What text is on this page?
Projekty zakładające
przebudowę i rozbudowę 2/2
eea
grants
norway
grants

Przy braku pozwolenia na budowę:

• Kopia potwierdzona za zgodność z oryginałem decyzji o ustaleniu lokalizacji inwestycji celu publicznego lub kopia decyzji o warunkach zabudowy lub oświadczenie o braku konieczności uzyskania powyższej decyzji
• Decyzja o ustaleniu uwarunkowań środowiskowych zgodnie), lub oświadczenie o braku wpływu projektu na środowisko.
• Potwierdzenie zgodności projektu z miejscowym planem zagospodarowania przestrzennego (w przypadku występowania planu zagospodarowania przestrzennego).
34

What needs to be done –
Write out the data again, exactly and in full.

Task result –
What text is on this page?
Projekty zakładające
przebudowę i rozbudowę 2/2
eea
grants
norway
grants

Przy braku pozwolenia na budowę:

• Kopia potwierdzona za zgodność z oryginałem decyzji o ustaleniu lokalizacji inwestycji celu publicznego lub kopia decyzji o warunkach zabudowy lub oświadczenie o braku konieczności uzyskania powyższej decyzji
• Decyzja o ustaleniu uwarunkowań środowiskowych zgodnie), lub oświadczenie o braku wpływu projektu na środowisko.
• Potwierdzenie zgodności projektu z miejscowym planem zagospodarowania przestrzennego (w przypadku występowania planu zagospodarowania przestrzennego).
34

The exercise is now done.